* **Instructions for the task**
Write out every entry, unchanged. Skip any picture.

Excerpt from a dataset:
☆ ☆ ☆ ☆ ☆ ☆ ☆

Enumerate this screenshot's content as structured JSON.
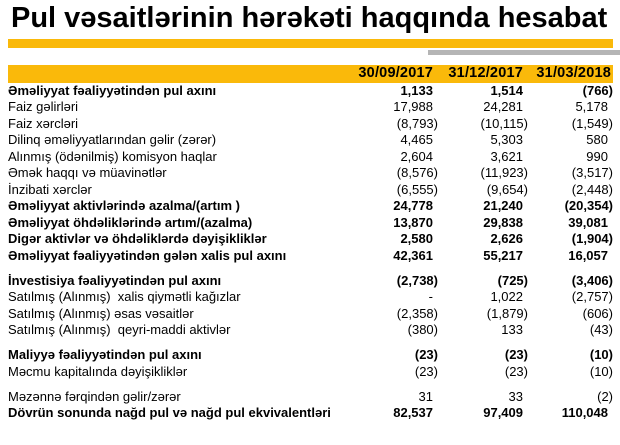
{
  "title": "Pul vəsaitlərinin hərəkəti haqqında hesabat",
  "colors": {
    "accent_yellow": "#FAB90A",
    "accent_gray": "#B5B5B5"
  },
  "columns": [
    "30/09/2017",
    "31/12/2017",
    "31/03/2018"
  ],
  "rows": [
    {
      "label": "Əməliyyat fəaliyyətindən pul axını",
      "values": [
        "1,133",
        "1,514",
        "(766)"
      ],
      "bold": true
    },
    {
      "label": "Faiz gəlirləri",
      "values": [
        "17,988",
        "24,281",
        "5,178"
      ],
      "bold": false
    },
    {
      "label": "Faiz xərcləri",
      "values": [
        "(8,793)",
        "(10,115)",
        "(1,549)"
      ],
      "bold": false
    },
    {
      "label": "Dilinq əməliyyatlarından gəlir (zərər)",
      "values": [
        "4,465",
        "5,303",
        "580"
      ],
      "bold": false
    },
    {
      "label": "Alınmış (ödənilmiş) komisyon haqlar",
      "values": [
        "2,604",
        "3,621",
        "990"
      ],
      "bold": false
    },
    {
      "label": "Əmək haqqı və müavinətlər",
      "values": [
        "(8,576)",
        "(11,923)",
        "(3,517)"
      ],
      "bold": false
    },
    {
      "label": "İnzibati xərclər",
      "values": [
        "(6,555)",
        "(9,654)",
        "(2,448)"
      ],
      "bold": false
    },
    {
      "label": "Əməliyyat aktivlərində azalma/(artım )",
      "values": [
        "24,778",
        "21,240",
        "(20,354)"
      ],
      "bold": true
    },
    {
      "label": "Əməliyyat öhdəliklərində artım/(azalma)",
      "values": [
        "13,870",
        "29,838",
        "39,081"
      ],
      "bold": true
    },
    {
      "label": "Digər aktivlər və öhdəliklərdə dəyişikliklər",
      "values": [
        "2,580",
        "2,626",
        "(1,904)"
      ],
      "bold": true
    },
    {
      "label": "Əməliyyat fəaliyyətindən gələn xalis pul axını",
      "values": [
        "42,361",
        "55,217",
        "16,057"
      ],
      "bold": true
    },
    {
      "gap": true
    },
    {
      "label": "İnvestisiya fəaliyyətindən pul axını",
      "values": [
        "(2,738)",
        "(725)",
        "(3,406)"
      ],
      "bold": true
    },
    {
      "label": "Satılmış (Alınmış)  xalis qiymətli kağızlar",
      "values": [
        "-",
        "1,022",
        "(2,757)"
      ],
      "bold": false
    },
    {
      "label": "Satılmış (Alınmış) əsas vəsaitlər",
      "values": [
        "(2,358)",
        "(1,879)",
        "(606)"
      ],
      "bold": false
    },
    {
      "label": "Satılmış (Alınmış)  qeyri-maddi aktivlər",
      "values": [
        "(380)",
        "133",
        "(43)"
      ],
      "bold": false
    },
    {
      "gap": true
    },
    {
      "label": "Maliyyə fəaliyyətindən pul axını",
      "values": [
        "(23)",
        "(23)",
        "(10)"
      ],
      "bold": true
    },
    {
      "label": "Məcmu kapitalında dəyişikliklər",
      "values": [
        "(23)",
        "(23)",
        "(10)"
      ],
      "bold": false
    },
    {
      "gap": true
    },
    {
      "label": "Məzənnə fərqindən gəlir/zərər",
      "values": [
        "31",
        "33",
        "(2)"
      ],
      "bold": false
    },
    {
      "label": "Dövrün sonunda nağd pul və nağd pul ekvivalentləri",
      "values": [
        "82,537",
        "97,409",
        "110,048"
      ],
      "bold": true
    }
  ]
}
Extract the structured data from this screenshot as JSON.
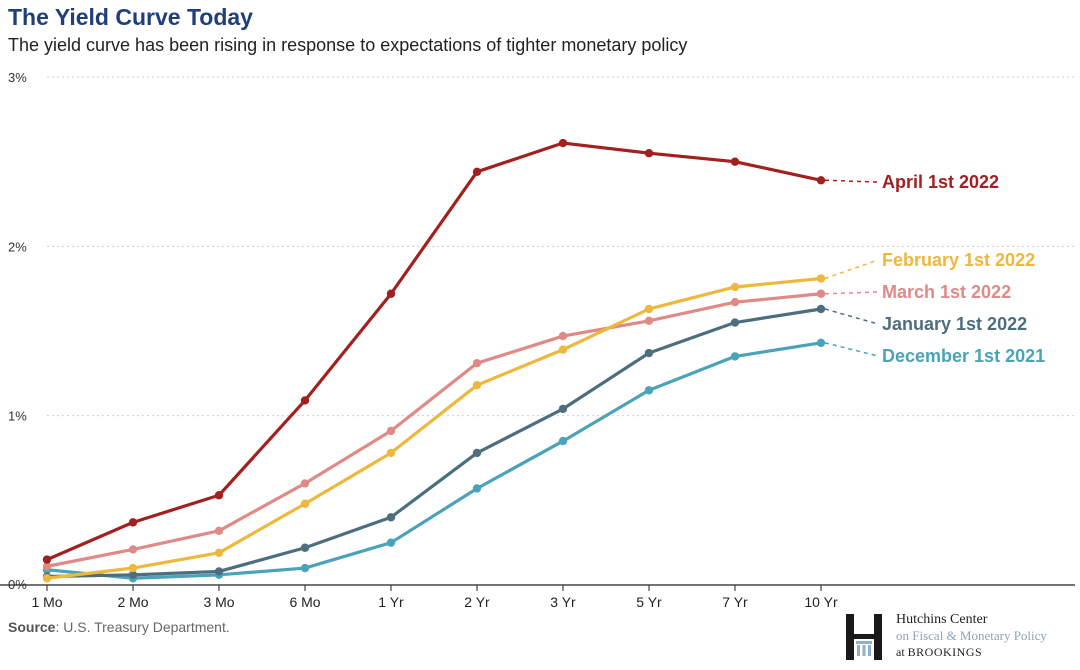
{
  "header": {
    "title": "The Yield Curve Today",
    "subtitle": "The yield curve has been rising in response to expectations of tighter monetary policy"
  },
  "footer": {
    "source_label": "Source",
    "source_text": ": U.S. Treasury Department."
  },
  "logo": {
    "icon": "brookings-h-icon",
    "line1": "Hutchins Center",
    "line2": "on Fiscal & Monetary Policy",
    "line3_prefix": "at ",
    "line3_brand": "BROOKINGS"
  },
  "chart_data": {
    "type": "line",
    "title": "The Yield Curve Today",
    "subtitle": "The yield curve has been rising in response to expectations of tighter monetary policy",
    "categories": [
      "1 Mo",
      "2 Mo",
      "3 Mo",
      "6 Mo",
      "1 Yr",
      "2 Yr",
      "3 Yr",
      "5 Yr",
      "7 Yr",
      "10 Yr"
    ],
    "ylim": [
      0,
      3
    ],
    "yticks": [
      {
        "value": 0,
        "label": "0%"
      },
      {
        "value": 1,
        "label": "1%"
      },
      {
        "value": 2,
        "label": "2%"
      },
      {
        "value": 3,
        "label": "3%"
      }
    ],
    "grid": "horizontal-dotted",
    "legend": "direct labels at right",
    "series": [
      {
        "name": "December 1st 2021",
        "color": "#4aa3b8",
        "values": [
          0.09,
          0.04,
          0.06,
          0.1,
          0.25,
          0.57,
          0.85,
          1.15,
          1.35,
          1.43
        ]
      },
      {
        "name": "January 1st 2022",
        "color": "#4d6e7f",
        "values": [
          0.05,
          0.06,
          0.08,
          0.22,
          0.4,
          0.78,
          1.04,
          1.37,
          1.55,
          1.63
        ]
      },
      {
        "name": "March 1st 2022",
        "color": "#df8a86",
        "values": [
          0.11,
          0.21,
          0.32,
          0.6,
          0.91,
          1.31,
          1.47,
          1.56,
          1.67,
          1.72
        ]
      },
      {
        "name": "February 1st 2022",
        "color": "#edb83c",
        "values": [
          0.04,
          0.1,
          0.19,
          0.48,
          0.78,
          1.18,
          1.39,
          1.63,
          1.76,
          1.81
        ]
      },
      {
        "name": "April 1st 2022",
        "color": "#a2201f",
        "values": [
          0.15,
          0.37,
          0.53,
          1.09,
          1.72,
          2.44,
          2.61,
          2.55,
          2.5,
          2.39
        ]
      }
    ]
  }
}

☆ ☆ ☆ ☆ ☆ ☆ ☆

* **Task response**
Enumerate this screenshot's content as structured JSON.
{
  "title": "Pul vəsaitlərinin hərəkəti haqqında hesabat",
  "colors": {
    "accent_yellow": "#FAB90A",
    "accent_gray": "#B5B5B5"
  },
  "columns": [
    "30/09/2017",
    "31/12/2017",
    "31/03/2018"
  ],
  "rows": [
    {
      "label": "Əməliyyat fəaliyyətindən pul axını",
      "values": [
        "1,133",
        "1,514",
        "(766)"
      ],
      "bold": true
    },
    {
      "label": "Faiz gəlirləri",
      "values": [
        "17,988",
        "24,281",
        "5,178"
      ],
      "bold": false
    },
    {
      "label": "Faiz xərcləri",
      "values": [
        "(8,793)",
        "(10,115)",
        "(1,549)"
      ],
      "bold": false
    },
    {
      "label": "Dilinq əməliyyatlarından gəlir (zərər)",
      "values": [
        "4,465",
        "5,303",
        "580"
      ],
      "bold": false
    },
    {
      "label": "Alınmış (ödənilmiş) komisyon haqlar",
      "values": [
        "2,604",
        "3,621",
        "990"
      ],
      "bold": false
    },
    {
      "label": "Əmək haqqı və müavinətlər",
      "values": [
        "(8,576)",
        "(11,923)",
        "(3,517)"
      ],
      "bold": false
    },
    {
      "label": "İnzibati xərclər",
      "values": [
        "(6,555)",
        "(9,654)",
        "(2,448)"
      ],
      "bold": false
    },
    {
      "label": "Əməliyyat aktivlərində azalma/(artım )",
      "values": [
        "24,778",
        "21,240",
        "(20,354)"
      ],
      "bold": true
    },
    {
      "label": "Əməliyyat öhdəliklərində artım/(azalma)",
      "values": [
        "13,870",
        "29,838",
        "39,081"
      ],
      "bold": true
    },
    {
      "label": "Digər aktivlər və öhdəliklərdə dəyişikliklər",
      "values": [
        "2,580",
        "2,626",
        "(1,904)"
      ],
      "bold": true
    },
    {
      "label": "Əməliyyat fəaliyyətindən gələn xalis pul axını",
      "values": [
        "42,361",
        "55,217",
        "16,057"
      ],
      "bold": true
    },
    {
      "gap": true
    },
    {
      "label": "İnvestisiya fəaliyyətindən pul axını",
      "values": [
        "(2,738)",
        "(725)",
        "(3,406)"
      ],
      "bold": true
    },
    {
      "label": "Satılmış (Alınmış)  xalis qiymətli kağızlar",
      "values": [
        "-",
        "1,022",
        "(2,757)"
      ],
      "bold": false
    },
    {
      "label": "Satılmış (Alınmış) əsas vəsaitlər",
      "values": [
        "(2,358)",
        "(1,879)",
        "(606)"
      ],
      "bold": false
    },
    {
      "label": "Satılmış (Alınmış)  qeyri-maddi aktivlər",
      "values": [
        "(380)",
        "133",
        "(43)"
      ],
      "bold": false
    },
    {
      "gap": true
    },
    {
      "label": "Maliyyə fəaliyyətindən pul axını",
      "values": [
        "(23)",
        "(23)",
        "(10)"
      ],
      "bold": true
    },
    {
      "label": "Məcmu kapitalında dəyişikliklər",
      "values": [
        "(23)",
        "(23)",
        "(10)"
      ],
      "bold": false
    },
    {
      "gap": true
    },
    {
      "label": "Məzənnə fərqindən gəlir/zərər",
      "values": [
        "31",
        "33",
        "(2)"
      ],
      "bold": false
    },
    {
      "label": "Dövrün sonunda nağd pul və nağd pul ekvivalentləri",
      "values": [
        "82,537",
        "97,409",
        "110,048"
      ],
      "bold": true
    }
  ]
}
Extract the structured data from this screenshot as JSON.
{
  "header": {
    "title": "The Yield Curve Today",
    "subtitle": "The yield curve has been rising in response to expectations of tighter monetary policy"
  },
  "footer": {
    "source_label": "Source",
    "source_text": ": U.S. Treasury Department."
  },
  "logo": {
    "icon": "brookings-h-icon",
    "line1": "Hutchins Center",
    "line2": "on Fiscal & Monetary Policy",
    "line3_prefix": "at ",
    "line3_brand": "BROOKINGS"
  },
  "chart_data": {
    "type": "line",
    "title": "The Yield Curve Today",
    "subtitle": "The yield curve has been rising in response to expectations of tighter monetary policy",
    "categories": [
      "1 Mo",
      "2 Mo",
      "3 Mo",
      "6 Mo",
      "1 Yr",
      "2 Yr",
      "3 Yr",
      "5 Yr",
      "7 Yr",
      "10 Yr"
    ],
    "ylim": [
      0,
      3
    ],
    "yticks": [
      {
        "value": 0,
        "label": "0%"
      },
      {
        "value": 1,
        "label": "1%"
      },
      {
        "value": 2,
        "label": "2%"
      },
      {
        "value": 3,
        "label": "3%"
      }
    ],
    "grid": "horizontal-dotted",
    "legend": "direct labels at right",
    "series": [
      {
        "name": "December 1st 2021",
        "color": "#4aa3b8",
        "values": [
          0.09,
          0.04,
          0.06,
          0.1,
          0.25,
          0.57,
          0.85,
          1.15,
          1.35,
          1.43
        ]
      },
      {
        "name": "January 1st 2022",
        "color": "#4d6e7f",
        "values": [
          0.05,
          0.06,
          0.08,
          0.22,
          0.4,
          0.78,
          1.04,
          1.37,
          1.55,
          1.63
        ]
      },
      {
        "name": "March 1st 2022",
        "color": "#df8a86",
        "values": [
          0.11,
          0.21,
          0.32,
          0.6,
          0.91,
          1.31,
          1.47,
          1.56,
          1.67,
          1.72
        ]
      },
      {
        "name": "February 1st 2022",
        "color": "#edb83c",
        "values": [
          0.04,
          0.1,
          0.19,
          0.48,
          0.78,
          1.18,
          1.39,
          1.63,
          1.76,
          1.81
        ]
      },
      {
        "name": "April 1st 2022",
        "color": "#a2201f",
        "values": [
          0.15,
          0.37,
          0.53,
          1.09,
          1.72,
          2.44,
          2.61,
          2.55,
          2.5,
          2.39
        ]
      }
    ]
  }
}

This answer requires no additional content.